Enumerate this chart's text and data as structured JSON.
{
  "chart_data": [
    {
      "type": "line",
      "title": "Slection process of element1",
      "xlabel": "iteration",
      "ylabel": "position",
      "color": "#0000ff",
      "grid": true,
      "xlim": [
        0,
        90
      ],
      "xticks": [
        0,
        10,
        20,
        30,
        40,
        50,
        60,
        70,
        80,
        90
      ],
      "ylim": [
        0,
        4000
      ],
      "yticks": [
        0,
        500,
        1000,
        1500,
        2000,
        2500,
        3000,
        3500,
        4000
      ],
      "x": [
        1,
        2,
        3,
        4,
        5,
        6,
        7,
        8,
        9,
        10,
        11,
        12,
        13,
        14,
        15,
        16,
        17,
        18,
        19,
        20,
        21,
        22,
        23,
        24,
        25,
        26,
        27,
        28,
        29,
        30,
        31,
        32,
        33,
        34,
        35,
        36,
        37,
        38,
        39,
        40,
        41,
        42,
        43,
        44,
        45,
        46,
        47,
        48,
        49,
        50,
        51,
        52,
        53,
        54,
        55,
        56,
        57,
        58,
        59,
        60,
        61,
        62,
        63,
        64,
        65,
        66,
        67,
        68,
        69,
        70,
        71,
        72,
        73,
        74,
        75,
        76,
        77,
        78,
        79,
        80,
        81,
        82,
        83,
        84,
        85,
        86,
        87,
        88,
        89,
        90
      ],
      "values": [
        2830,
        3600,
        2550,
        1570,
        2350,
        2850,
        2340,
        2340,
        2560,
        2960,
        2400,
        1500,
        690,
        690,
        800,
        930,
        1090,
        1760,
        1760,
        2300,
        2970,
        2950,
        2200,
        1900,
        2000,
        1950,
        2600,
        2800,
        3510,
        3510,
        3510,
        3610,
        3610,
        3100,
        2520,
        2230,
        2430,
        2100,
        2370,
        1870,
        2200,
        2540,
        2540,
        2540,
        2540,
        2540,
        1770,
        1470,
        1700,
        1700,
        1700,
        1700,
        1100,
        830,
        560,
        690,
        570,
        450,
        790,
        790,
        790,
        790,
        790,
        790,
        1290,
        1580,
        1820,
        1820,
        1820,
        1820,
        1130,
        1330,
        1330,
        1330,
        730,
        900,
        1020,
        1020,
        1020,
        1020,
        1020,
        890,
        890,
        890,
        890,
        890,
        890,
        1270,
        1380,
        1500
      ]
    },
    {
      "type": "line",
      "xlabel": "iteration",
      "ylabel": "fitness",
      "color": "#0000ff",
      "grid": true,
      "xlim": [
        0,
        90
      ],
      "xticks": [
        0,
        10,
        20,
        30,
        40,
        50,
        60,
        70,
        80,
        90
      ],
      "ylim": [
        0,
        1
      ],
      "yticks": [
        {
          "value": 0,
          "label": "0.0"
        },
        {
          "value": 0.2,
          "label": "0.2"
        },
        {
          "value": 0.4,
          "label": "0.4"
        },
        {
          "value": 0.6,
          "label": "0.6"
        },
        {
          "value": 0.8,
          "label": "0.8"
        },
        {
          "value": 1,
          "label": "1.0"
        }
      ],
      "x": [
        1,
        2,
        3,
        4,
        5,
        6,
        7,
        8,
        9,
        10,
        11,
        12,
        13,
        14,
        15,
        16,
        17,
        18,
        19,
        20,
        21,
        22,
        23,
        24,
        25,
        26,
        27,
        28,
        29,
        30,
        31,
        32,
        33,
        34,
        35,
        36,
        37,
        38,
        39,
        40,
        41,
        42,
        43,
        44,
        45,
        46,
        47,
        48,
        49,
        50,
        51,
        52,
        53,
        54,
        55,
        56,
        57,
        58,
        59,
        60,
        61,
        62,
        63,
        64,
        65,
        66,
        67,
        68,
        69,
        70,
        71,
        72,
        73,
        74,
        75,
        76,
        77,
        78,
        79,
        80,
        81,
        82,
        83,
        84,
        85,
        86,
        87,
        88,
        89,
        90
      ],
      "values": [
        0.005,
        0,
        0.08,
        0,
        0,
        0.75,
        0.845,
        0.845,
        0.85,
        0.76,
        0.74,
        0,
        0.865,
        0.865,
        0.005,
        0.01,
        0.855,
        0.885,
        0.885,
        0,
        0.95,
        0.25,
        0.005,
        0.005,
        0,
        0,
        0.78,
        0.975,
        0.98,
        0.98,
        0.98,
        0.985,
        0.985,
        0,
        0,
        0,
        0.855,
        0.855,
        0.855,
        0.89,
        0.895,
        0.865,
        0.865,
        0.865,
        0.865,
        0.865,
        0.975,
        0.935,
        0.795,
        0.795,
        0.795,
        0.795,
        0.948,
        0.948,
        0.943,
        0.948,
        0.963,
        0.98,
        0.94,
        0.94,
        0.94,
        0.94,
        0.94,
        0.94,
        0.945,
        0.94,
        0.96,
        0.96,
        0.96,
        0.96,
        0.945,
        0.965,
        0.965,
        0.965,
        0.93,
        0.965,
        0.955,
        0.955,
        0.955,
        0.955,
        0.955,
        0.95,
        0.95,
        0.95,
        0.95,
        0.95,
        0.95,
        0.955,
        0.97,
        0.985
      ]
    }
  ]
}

- - - - -

## SET PROBLEM
Produce an exact copy of the whole listing.

## COMPLETE OUTPUT
Enumerate this chart's text and data as structured JSON.
{
  "chart_data": [
    {
      "type": "line",
      "title": "Slection process of element1",
      "xlabel": "iteration",
      "ylabel": "position",
      "color": "#0000ff",
      "grid": true,
      "xlim": [
        0,
        90
      ],
      "xticks": [
        0,
        10,
        20,
        30,
        40,
        50,
        60,
        70,
        80,
        90
      ],
      "ylim": [
        0,
        4000
      ],
      "yticks": [
        0,
        500,
        1000,
        1500,
        2000,
        2500,
        3000,
        3500,
        4000
      ],
      "x": [
        1,
        2,
        3,
        4,
        5,
        6,
        7,
        8,
        9,
        10,
        11,
        12,
        13,
        14,
        15,
        16,
        17,
        18,
        19,
        20,
        21,
        22,
        23,
        24,
        25,
        26,
        27,
        28,
        29,
        30,
        31,
        32,
        33,
        34,
        35,
        36,
        37,
        38,
        39,
        40,
        41,
        42,
        43,
        44,
        45,
        46,
        47,
        48,
        49,
        50,
        51,
        52,
        53,
        54,
        55,
        56,
        57,
        58,
        59,
        60,
        61,
        62,
        63,
        64,
        65,
        66,
        67,
        68,
        69,
        70,
        71,
        72,
        73,
        74,
        75,
        76,
        77,
        78,
        79,
        80,
        81,
        82,
        83,
        84,
        85,
        86,
        87,
        88,
        89,
        90
      ],
      "values": [
        2830,
        3600,
        2550,
        1570,
        2350,
        2850,
        2340,
        2340,
        2560,
        2960,
        2400,
        1500,
        690,
        690,
        800,
        930,
        1090,
        1760,
        1760,
        2300,
        2970,
        2950,
        2200,
        1900,
        2000,
        1950,
        2600,
        2800,
        3510,
        3510,
        3510,
        3610,
        3610,
        3100,
        2520,
        2230,
        2430,
        2100,
        2370,
        1870,
        2200,
        2540,
        2540,
        2540,
        2540,
        2540,
        1770,
        1470,
        1700,
        1700,
        1700,
        1700,
        1100,
        830,
        560,
        690,
        570,
        450,
        790,
        790,
        790,
        790,
        790,
        790,
        1290,
        1580,
        1820,
        1820,
        1820,
        1820,
        1130,
        1330,
        1330,
        1330,
        730,
        900,
        1020,
        1020,
        1020,
        1020,
        1020,
        890,
        890,
        890,
        890,
        890,
        890,
        1270,
        1380,
        1500
      ]
    },
    {
      "type": "line",
      "xlabel": "iteration",
      "ylabel": "fitness",
      "color": "#0000ff",
      "grid": true,
      "xlim": [
        0,
        90
      ],
      "xticks": [
        0,
        10,
        20,
        30,
        40,
        50,
        60,
        70,
        80,
        90
      ],
      "ylim": [
        0,
        1
      ],
      "yticks": [
        {
          "value": 0,
          "label": "0.0"
        },
        {
          "value": 0.2,
          "label": "0.2"
        },
        {
          "value": 0.4,
          "label": "0.4"
        },
        {
          "value": 0.6,
          "label": "0.6"
        },
        {
          "value": 0.8,
          "label": "0.8"
        },
        {
          "value": 1,
          "label": "1.0"
        }
      ],
      "x": [
        1,
        2,
        3,
        4,
        5,
        6,
        7,
        8,
        9,
        10,
        11,
        12,
        13,
        14,
        15,
        16,
        17,
        18,
        19,
        20,
        21,
        22,
        23,
        24,
        25,
        26,
        27,
        28,
        29,
        30,
        31,
        32,
        33,
        34,
        35,
        36,
        37,
        38,
        39,
        40,
        41,
        42,
        43,
        44,
        45,
        46,
        47,
        48,
        49,
        50,
        51,
        52,
        53,
        54,
        55,
        56,
        57,
        58,
        59,
        60,
        61,
        62,
        63,
        64,
        65,
        66,
        67,
        68,
        69,
        70,
        71,
        72,
        73,
        74,
        75,
        76,
        77,
        78,
        79,
        80,
        81,
        82,
        83,
        84,
        85,
        86,
        87,
        88,
        89,
        90
      ],
      "values": [
        0.005,
        0,
        0.08,
        0,
        0,
        0.75,
        0.845,
        0.845,
        0.85,
        0.76,
        0.74,
        0,
        0.865,
        0.865,
        0.005,
        0.01,
        0.855,
        0.885,
        0.885,
        0,
        0.95,
        0.25,
        0.005,
        0.005,
        0,
        0,
        0.78,
        0.975,
        0.98,
        0.98,
        0.98,
        0.985,
        0.985,
        0,
        0,
        0,
        0.855,
        0.855,
        0.855,
        0.89,
        0.895,
        0.865,
        0.865,
        0.865,
        0.865,
        0.865,
        0.975,
        0.935,
        0.795,
        0.795,
        0.795,
        0.795,
        0.948,
        0.948,
        0.943,
        0.948,
        0.963,
        0.98,
        0.94,
        0.94,
        0.94,
        0.94,
        0.94,
        0.94,
        0.945,
        0.94,
        0.96,
        0.96,
        0.96,
        0.96,
        0.945,
        0.965,
        0.965,
        0.965,
        0.93,
        0.965,
        0.955,
        0.955,
        0.955,
        0.955,
        0.955,
        0.95,
        0.95,
        0.95,
        0.95,
        0.95,
        0.95,
        0.955,
        0.97,
        0.985
      ]
    }
  ]
}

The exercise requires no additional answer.